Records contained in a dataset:

==*==

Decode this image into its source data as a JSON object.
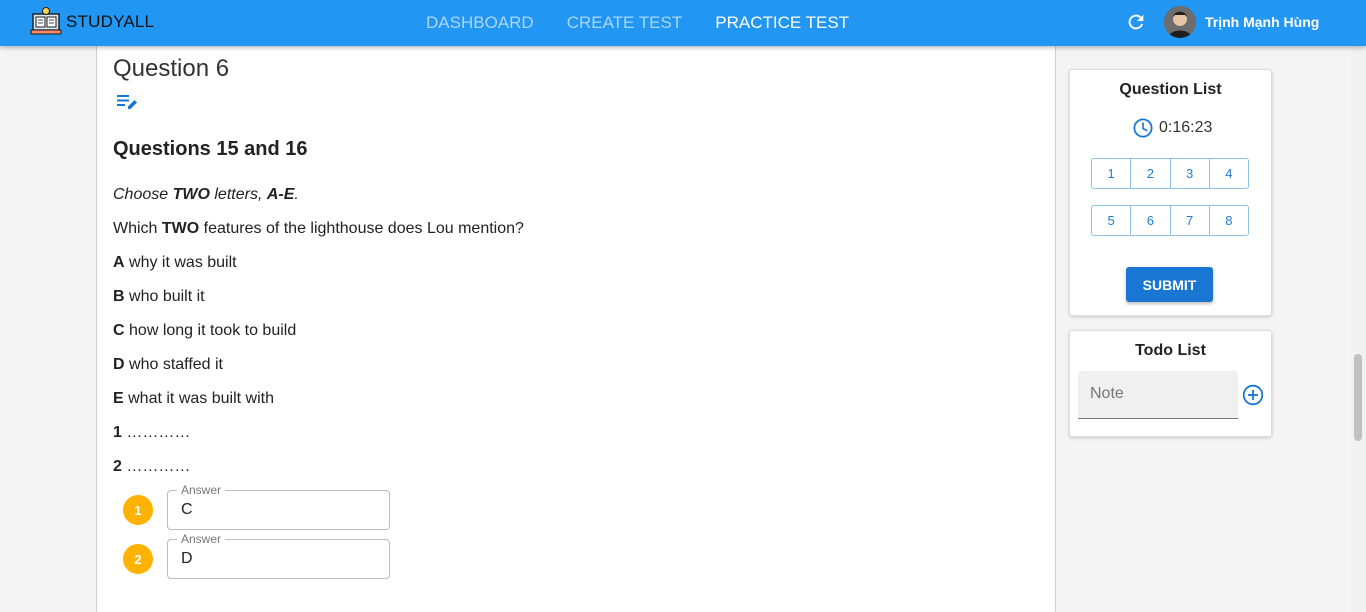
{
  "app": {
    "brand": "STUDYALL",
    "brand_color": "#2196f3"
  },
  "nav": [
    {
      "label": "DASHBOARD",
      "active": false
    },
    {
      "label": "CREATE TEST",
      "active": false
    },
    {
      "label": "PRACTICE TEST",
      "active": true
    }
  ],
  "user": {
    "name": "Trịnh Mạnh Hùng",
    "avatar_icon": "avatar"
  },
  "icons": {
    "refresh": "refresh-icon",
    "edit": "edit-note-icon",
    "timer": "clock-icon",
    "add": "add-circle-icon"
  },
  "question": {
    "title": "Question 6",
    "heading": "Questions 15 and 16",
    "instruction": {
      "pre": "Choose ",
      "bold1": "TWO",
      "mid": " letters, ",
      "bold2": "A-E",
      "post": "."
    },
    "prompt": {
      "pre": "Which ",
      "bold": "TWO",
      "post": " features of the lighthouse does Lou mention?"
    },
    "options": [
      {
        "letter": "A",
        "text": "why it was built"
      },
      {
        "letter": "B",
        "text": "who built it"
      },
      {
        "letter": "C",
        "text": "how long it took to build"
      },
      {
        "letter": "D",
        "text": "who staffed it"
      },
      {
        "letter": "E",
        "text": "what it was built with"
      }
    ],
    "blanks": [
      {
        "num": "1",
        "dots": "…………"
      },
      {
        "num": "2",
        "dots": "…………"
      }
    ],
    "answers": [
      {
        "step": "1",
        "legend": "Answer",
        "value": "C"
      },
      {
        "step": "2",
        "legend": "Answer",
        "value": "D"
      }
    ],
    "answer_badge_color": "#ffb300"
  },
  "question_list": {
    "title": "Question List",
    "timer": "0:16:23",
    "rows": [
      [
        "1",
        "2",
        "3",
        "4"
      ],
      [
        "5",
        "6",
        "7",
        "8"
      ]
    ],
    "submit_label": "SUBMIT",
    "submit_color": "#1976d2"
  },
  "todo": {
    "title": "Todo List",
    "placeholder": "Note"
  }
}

==*==

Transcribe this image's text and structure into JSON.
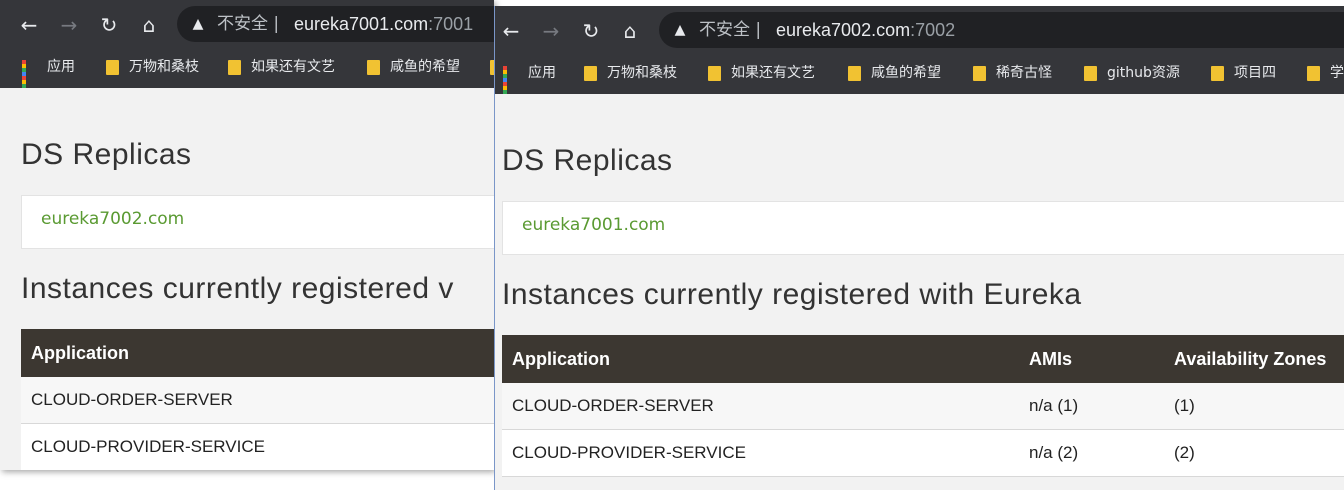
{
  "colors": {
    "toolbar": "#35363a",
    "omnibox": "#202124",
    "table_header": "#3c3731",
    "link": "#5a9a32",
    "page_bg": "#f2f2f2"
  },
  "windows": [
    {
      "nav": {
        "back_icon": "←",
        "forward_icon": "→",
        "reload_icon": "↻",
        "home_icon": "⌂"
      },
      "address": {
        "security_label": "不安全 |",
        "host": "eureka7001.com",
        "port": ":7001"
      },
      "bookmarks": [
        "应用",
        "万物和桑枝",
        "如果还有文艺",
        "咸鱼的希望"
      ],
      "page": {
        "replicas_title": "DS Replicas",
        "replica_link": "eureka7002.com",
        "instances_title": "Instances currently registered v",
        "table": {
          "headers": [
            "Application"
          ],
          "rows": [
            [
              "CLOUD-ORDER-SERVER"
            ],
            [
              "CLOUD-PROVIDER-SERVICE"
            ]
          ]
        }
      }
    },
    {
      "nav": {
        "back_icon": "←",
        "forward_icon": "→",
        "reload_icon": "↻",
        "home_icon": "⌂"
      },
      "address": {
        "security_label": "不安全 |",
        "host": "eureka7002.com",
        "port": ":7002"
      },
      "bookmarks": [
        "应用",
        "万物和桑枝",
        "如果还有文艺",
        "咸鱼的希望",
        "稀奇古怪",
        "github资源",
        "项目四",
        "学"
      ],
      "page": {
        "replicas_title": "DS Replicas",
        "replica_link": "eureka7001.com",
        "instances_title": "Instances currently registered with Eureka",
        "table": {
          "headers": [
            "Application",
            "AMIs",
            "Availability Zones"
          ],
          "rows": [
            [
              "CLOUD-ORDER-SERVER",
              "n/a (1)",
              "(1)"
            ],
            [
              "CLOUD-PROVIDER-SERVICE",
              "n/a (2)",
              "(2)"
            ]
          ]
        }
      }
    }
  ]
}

==*==

Given problem:
Say how many lines in the records hold "SERVICE", with the number as the whole reply.

Task response:
2